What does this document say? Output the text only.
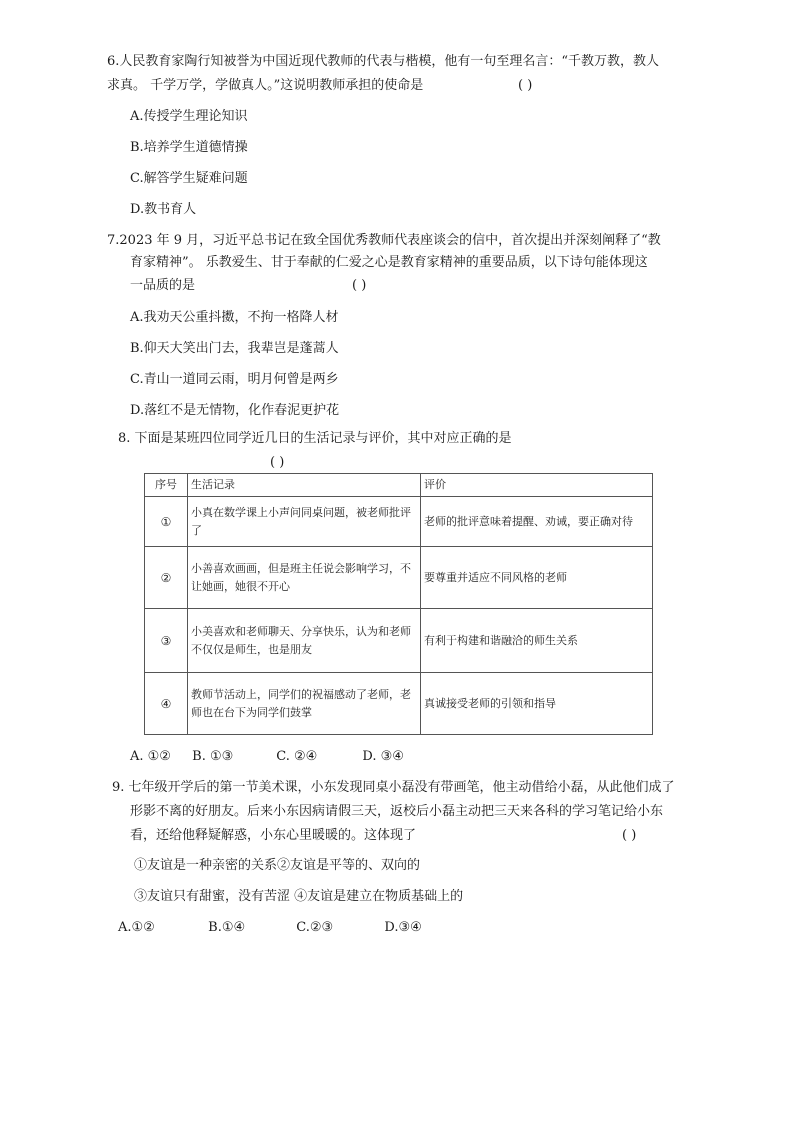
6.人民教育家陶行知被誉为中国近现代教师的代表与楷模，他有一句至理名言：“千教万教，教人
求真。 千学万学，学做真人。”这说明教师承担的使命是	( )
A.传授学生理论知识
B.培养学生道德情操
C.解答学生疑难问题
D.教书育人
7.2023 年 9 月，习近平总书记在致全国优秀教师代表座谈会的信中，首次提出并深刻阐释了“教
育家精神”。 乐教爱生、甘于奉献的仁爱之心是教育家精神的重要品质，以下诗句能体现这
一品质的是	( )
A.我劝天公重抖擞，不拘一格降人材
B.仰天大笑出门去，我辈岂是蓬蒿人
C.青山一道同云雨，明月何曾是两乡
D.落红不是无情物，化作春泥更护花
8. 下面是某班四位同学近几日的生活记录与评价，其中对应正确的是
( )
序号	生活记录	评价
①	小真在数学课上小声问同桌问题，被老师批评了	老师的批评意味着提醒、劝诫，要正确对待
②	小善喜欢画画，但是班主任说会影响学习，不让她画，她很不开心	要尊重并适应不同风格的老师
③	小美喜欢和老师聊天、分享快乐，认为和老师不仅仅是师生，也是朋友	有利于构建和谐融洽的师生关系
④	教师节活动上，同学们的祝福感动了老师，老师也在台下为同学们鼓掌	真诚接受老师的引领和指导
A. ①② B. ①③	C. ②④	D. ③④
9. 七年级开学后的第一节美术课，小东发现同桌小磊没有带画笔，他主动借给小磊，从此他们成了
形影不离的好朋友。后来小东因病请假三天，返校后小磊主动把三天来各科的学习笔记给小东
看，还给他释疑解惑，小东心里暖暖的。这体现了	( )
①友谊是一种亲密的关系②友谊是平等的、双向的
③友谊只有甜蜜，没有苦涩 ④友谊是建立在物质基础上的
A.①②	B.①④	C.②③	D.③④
------------
**TASK BRIEF**:
Copy the listing exactly. Any image in it stays out of the copy.

**THE RESULT**:
What does this document say? Output the text only.
6.人民教育家陶行知被誉为中国近现代教师的代表与楷模，他有一句至理名言：“千教万教，教人
求真。 千学万学，学做真人。”这说明教师承担的使命是	( )
A.传授学生理论知识
B.培养学生道德情操
C.解答学生疑难问题
D.教书育人
7.2023 年 9 月，习近平总书记在致全国优秀教师代表座谈会的信中，首次提出并深刻阐释了“教
育家精神”。 乐教爱生、甘于奉献的仁爱之心是教育家精神的重要品质，以下诗句能体现这
一品质的是	( )
A.我劝天公重抖擞，不拘一格降人材
B.仰天大笑出门去，我辈岂是蓬蒿人
C.青山一道同云雨，明月何曾是两乡
D.落红不是无情物，化作春泥更护花
8. 下面是某班四位同学近几日的生活记录与评价，其中对应正确的是
( )
序号	生活记录	评价
①	小真在数学课上小声问同桌问题，被老师批评了	老师的批评意味着提醒、劝诫，要正确对待
②	小善喜欢画画，但是班主任说会影响学习，不让她画，她很不开心	要尊重并适应不同风格的老师
③	小美喜欢和老师聊天、分享快乐，认为和老师不仅仅是师生，也是朋友	有利于构建和谐融洽的师生关系
④	教师节活动上，同学们的祝福感动了老师，老师也在台下为同学们鼓掌	真诚接受老师的引领和指导
A. ①② B. ①③	C. ②④	D. ③④
9. 七年级开学后的第一节美术课，小东发现同桌小磊没有带画笔，他主动借给小磊，从此他们成了
形影不离的好朋友。后来小东因病请假三天，返校后小磊主动把三天来各科的学习笔记给小东
看，还给他释疑解惑，小东心里暖暖的。这体现了	( )
①友谊是一种亲密的关系②友谊是平等的、双向的
③友谊只有甜蜜，没有苦涩 ④友谊是建立在物质基础上的
A.①②	B.①④	C.②③	D.③④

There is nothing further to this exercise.